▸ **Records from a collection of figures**

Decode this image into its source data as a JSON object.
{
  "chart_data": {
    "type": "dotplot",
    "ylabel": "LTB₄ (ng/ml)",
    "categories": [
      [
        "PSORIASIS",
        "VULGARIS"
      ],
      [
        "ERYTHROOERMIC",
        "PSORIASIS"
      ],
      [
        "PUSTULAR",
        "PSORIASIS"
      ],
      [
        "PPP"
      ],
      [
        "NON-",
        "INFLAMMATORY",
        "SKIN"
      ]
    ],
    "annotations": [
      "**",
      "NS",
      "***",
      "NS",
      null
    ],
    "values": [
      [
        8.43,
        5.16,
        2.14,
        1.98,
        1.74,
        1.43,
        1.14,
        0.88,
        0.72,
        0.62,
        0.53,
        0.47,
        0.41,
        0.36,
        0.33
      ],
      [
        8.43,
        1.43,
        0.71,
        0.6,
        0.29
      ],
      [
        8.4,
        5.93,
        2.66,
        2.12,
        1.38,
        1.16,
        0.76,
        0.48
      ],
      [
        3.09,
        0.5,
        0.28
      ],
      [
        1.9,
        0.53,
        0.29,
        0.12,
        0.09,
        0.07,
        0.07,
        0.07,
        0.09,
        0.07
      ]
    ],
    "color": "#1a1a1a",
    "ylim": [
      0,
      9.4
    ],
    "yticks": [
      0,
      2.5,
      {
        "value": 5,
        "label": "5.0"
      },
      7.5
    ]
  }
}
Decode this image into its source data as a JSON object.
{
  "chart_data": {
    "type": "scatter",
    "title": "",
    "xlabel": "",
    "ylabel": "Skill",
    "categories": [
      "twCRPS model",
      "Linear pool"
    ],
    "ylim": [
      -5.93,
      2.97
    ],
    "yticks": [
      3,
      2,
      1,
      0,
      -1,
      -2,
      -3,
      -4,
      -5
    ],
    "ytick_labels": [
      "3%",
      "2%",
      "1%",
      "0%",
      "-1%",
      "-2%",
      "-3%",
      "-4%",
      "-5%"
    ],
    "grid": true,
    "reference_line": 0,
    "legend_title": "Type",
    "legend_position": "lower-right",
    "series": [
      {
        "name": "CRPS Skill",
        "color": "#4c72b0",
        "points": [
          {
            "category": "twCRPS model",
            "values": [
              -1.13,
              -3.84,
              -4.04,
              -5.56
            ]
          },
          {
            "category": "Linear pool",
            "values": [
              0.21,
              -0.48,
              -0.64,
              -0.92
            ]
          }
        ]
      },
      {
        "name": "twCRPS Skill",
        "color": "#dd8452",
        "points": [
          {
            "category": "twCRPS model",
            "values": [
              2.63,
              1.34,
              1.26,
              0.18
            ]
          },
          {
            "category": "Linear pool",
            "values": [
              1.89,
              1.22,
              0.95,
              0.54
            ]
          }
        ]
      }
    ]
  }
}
* * *
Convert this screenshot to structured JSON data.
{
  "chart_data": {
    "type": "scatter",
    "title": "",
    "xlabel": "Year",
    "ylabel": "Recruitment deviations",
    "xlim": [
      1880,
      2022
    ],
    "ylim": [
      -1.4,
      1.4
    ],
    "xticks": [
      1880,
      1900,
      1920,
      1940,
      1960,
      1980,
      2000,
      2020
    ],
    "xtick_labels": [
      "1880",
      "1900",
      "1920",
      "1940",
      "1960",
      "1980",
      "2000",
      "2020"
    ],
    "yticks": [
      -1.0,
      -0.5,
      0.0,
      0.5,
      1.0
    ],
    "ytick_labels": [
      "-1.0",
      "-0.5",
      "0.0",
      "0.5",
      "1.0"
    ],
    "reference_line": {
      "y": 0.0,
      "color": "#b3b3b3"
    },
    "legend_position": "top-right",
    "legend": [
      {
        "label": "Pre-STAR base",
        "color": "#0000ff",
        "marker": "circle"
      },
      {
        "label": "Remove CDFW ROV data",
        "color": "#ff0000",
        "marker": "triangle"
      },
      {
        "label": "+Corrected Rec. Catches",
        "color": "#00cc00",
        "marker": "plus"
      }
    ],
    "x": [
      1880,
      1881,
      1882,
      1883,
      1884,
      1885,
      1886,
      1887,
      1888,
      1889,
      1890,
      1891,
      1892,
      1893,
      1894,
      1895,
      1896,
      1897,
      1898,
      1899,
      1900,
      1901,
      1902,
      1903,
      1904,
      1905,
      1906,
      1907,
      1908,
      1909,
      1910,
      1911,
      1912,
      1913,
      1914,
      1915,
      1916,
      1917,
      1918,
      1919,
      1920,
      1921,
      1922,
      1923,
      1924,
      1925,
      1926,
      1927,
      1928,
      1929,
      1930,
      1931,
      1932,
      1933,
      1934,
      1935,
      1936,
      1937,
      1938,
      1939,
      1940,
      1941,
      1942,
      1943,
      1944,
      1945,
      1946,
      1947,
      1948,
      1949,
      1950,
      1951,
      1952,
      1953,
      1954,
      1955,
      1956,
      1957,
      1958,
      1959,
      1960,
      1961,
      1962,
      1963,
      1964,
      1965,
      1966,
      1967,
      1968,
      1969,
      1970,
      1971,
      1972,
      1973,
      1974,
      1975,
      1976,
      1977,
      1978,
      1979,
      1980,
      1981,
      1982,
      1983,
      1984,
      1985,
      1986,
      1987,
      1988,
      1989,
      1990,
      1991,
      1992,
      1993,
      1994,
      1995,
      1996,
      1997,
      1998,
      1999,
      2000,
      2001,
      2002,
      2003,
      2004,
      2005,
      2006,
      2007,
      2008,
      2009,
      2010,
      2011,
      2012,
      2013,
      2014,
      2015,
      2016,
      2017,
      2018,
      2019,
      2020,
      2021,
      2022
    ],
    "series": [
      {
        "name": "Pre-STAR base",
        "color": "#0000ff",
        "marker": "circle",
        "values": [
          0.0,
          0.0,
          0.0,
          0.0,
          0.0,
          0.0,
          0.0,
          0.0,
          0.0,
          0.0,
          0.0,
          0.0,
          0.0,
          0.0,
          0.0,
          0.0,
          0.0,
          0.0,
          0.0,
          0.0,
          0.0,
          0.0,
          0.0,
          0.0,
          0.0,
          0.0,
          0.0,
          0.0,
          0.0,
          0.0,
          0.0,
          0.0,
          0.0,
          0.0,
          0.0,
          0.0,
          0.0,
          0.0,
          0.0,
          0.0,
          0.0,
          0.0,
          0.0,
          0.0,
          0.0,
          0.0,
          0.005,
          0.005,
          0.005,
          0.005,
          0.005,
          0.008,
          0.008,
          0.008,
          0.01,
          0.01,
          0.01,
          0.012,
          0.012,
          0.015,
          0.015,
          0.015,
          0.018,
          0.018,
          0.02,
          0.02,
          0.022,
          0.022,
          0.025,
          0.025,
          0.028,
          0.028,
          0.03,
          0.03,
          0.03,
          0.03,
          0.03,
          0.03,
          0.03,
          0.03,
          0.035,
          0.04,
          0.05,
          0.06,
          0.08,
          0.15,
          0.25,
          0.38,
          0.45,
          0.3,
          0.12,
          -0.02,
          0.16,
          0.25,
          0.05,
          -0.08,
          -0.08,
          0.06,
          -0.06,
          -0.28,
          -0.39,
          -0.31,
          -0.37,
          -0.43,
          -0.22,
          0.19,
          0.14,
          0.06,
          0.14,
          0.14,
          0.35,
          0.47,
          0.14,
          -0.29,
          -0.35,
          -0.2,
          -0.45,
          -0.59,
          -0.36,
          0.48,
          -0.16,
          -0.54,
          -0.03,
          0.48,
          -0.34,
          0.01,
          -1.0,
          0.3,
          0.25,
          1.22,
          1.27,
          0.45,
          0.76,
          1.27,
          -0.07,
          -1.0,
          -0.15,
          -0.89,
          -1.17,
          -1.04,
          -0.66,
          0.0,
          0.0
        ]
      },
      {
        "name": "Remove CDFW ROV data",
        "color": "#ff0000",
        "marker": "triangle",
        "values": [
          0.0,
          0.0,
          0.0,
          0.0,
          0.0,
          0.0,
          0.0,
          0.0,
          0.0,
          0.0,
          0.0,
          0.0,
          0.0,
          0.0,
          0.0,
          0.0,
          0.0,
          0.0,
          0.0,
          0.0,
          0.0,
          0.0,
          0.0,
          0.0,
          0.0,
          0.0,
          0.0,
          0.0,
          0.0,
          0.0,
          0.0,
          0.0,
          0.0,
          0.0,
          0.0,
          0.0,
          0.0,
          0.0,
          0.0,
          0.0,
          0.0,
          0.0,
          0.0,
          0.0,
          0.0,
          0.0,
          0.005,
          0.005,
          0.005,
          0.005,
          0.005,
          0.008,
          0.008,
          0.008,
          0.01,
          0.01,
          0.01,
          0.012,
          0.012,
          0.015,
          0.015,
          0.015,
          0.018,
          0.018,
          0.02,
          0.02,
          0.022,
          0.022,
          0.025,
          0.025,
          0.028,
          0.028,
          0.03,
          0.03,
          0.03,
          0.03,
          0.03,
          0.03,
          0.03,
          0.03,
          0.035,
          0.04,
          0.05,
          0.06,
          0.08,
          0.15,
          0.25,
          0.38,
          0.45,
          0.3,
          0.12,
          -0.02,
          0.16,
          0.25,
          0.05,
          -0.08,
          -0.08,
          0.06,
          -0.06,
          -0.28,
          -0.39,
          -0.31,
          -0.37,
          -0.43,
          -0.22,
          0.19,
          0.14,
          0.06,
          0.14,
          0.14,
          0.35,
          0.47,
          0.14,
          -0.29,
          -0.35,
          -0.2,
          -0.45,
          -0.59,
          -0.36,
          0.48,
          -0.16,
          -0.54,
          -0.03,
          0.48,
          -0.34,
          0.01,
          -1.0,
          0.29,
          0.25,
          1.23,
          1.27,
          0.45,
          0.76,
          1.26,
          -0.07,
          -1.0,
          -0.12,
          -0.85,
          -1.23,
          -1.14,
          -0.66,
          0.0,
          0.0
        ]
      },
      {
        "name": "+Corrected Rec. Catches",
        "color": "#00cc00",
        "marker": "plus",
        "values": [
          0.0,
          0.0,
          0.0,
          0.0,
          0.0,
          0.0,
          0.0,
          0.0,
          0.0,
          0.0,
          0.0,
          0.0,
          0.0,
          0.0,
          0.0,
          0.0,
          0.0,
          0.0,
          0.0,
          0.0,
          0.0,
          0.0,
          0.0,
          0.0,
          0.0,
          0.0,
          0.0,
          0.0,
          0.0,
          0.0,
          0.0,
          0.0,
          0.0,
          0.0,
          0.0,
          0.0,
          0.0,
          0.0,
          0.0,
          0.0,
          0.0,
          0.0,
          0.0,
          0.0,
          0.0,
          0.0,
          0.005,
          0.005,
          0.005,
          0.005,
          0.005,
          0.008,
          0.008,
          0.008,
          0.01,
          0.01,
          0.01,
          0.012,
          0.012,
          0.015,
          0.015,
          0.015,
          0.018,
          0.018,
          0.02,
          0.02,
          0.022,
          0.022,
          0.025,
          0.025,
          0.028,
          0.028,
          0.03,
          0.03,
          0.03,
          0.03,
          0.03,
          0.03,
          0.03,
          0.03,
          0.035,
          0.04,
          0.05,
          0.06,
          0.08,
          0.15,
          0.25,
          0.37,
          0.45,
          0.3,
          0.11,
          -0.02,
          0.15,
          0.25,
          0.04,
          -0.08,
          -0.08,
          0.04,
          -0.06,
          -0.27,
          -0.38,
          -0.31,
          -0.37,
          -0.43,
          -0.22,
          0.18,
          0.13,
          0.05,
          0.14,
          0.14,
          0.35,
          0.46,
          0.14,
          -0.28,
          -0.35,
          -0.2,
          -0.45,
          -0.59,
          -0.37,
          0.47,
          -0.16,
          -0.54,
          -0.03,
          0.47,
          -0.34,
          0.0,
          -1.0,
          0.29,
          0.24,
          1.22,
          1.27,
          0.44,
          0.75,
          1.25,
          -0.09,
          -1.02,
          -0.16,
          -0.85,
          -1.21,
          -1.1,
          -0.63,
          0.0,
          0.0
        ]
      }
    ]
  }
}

▸ **What to work on**
Check each line of the entries above, and show every one holding the word "Remove".

▸ **Response for this exercise**
        "label": "Remove CDFW ROV data",
        "name": "Remove CDFW ROV data",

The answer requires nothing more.